*Extrait du document*

※

C’est toujours plus difficile de trouver quelque chose en Russie que dans le reste du monde. J’ai commencé par la pasotchnitsa, en me disant, à juste titre, que l’épreuve principale était celle-là. J’ai rodé en vain dans les supermarchés et les magasins de cuisine spécialisés, j’ai fait un tour au marché, sans rien trouver sauf quelques bons conseils. La paskha est faite à partir de crème, formage frais ou tvorog, œufs et beurre. Je me suis jetée sur les dames aux joues roses qui colportent ces produits au marché.

 

« Essayez les églises », ont-elles conseillé. Évidemment. J’étais sur la bonne piste, enfin. Après un détour par trois églises de quartier et la boutique du monastère Danilovsky, je suis allée directement à la source, le magasin de biens d’église, Sofrino, au cœur de Moscou, où l’on peut acheter tout et n’importe quoi d’orthodoxe : du petit cierge à deux roubles au baptistère en marbre à 13 millions de roubles. Il restait une pasotchnitsa. J’ai retenu mon souffle pendant que quatre prêtres me doublaient dans la file (apparemment, ils ont le droit) pour faire le plein d’eau bénite et de couronnes de fiançailles. Mais j’au eu de la chance, la pasotchnitsa précieuse était désormais entre mes mains.

 

Mais le moule a koulitch s’est avéré être encore plus insaisissable. Rien au magasin ecclésiastique, pas plus que dans les rayons du supermarché, dont les plats et moules étaient soit trop peu profonds, soit trop petits. De retour à la maison, j’ai fondu en larmes de rage.

※

*Extrait de données*

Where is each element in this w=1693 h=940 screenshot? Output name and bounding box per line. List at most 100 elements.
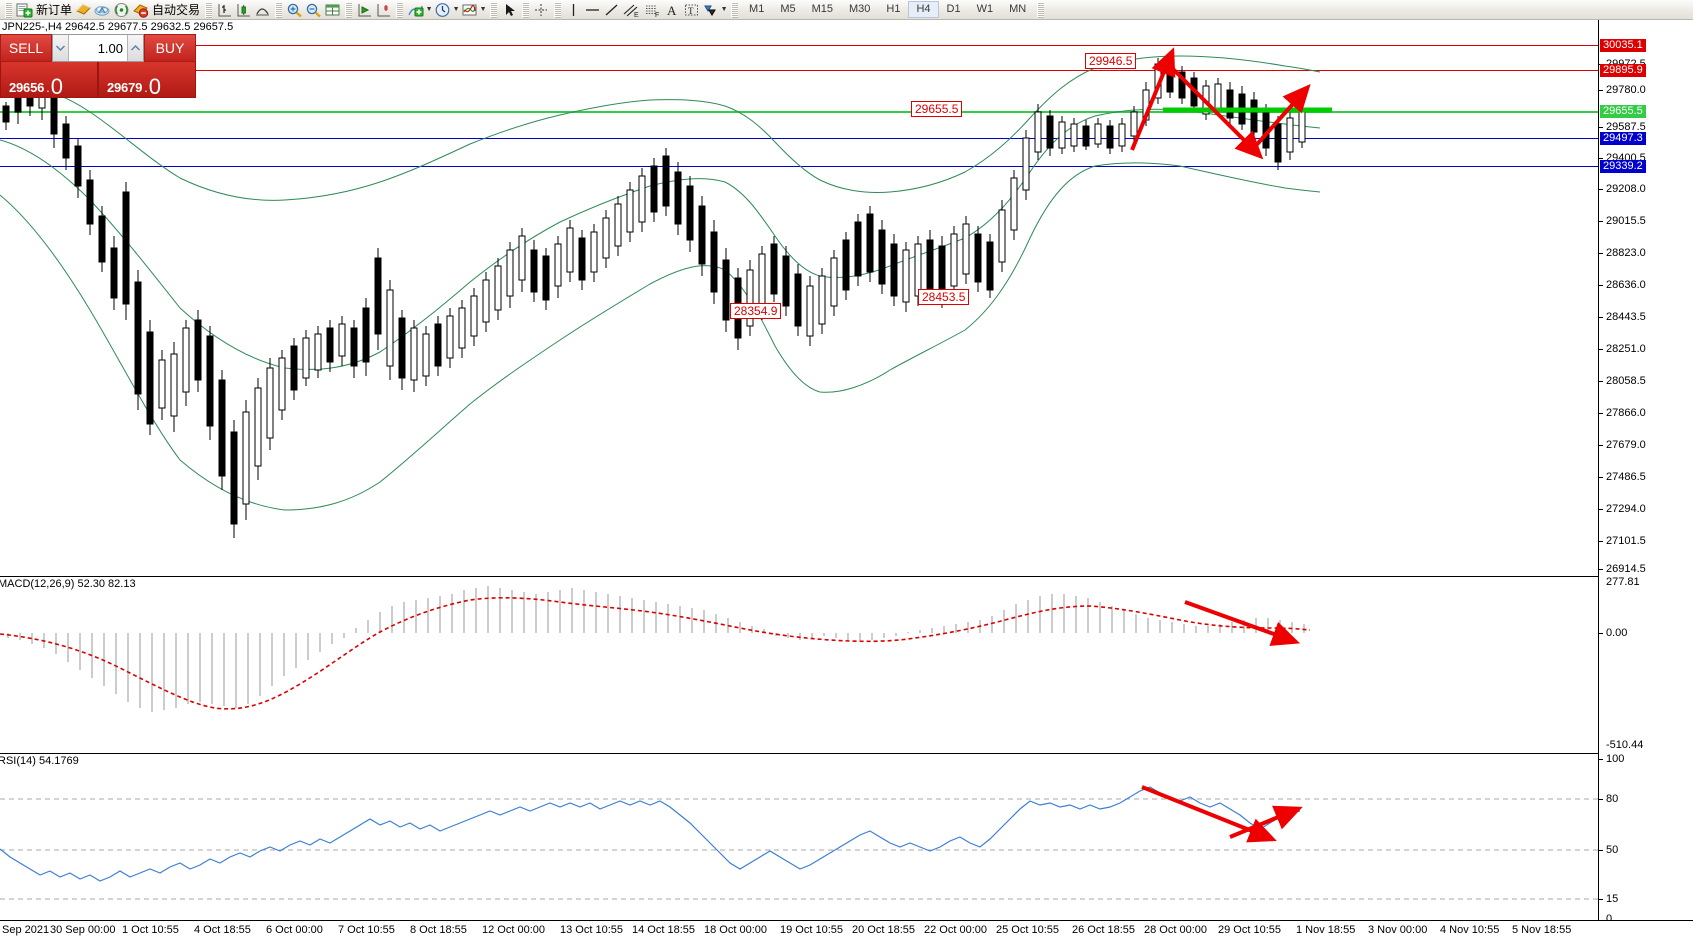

※

*Liste des tâches*
- 1) Indiquez si chacune des affirmations suivantes concorde avec le récit de la recherche des moules à Moscou : (a) une pasotchnitsa était encore disponible au magasin Sofrino ; (b) le moule à koulitch a finalement été trouvé au supermarché ; (c) ce sont les dames du marché qui ont conseillé d'essayer les églises. Répondez par oui ou par non, en citant chaque fois les mots décisifs du texte.
- 2) Citez le récit de la recherche des moules à Moscou en commençant à « Mais le moule » et en terminant à « larmes de rage. ».
Le matériel n'est pas nécessaire ici.

*Les solutions*
- 1)
(a) Oui : « Il restait une pasotchnitsa. »
(b) Non : « Rien au magasin ecclésiastique, pas plus que dans les rayons du supermarché »
(c) Oui : “« Essayez les églises », ont-elles conseillé.”

- 2)
Mais le moule a koulitch s’est avéré être encore plus insaisissable. Rien au magasin ecclésiastique, pas plus que dans les rayons du supermarché, dont les plats et moules étaient soit trop peu profonds, soit trop petits. De retour à la maison, j’ai fondu en larmes de rage.